** start Source material **

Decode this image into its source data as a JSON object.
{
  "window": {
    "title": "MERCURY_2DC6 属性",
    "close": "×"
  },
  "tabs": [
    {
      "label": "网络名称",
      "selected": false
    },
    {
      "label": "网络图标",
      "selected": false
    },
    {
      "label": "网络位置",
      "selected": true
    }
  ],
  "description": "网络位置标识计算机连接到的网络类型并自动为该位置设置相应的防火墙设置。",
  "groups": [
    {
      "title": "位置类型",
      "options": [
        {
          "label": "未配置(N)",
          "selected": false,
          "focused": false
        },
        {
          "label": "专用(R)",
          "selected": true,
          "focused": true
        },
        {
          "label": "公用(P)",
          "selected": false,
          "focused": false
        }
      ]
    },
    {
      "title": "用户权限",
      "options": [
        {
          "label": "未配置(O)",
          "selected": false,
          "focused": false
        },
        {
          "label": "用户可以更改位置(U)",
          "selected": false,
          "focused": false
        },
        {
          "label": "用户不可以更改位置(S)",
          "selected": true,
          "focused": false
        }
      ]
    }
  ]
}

** end Source material **

_Request_. Reproduce the whole listing word for word.

_Solution for this task_.
Decode this image into its source data as a JSON object.
{
  "window": {
    "title": "MERCURY_2DC6 属性",
    "close": "×"
  },
  "tabs": [
    {
      "label": "网络名称",
      "selected": false
    },
    {
      "label": "网络图标",
      "selected": false
    },
    {
      "label": "网络位置",
      "selected": true
    }
  ],
  "description": "网络位置标识计算机连接到的网络类型并自动为该位置设置相应的防火墙设置。",
  "groups": [
    {
      "title": "位置类型",
      "options": [
        {
          "label": "未配置(N)",
          "selected": false,
          "focused": false
        },
        {
          "label": "专用(R)",
          "selected": true,
          "focused": true
        },
        {
          "label": "公用(P)",
          "selected": false,
          "focused": false
        }
      ]
    },
    {
      "title": "用户权限",
      "options": [
        {
          "label": "未配置(O)",
          "selected": false,
          "focused": false
        },
        {
          "label": "用户可以更改位置(U)",
          "selected": false,
          "focused": false
        },
        {
          "label": "用户不可以更改位置(S)",
          "selected": true,
          "focused": false
        }
      ]
    }
  ]
}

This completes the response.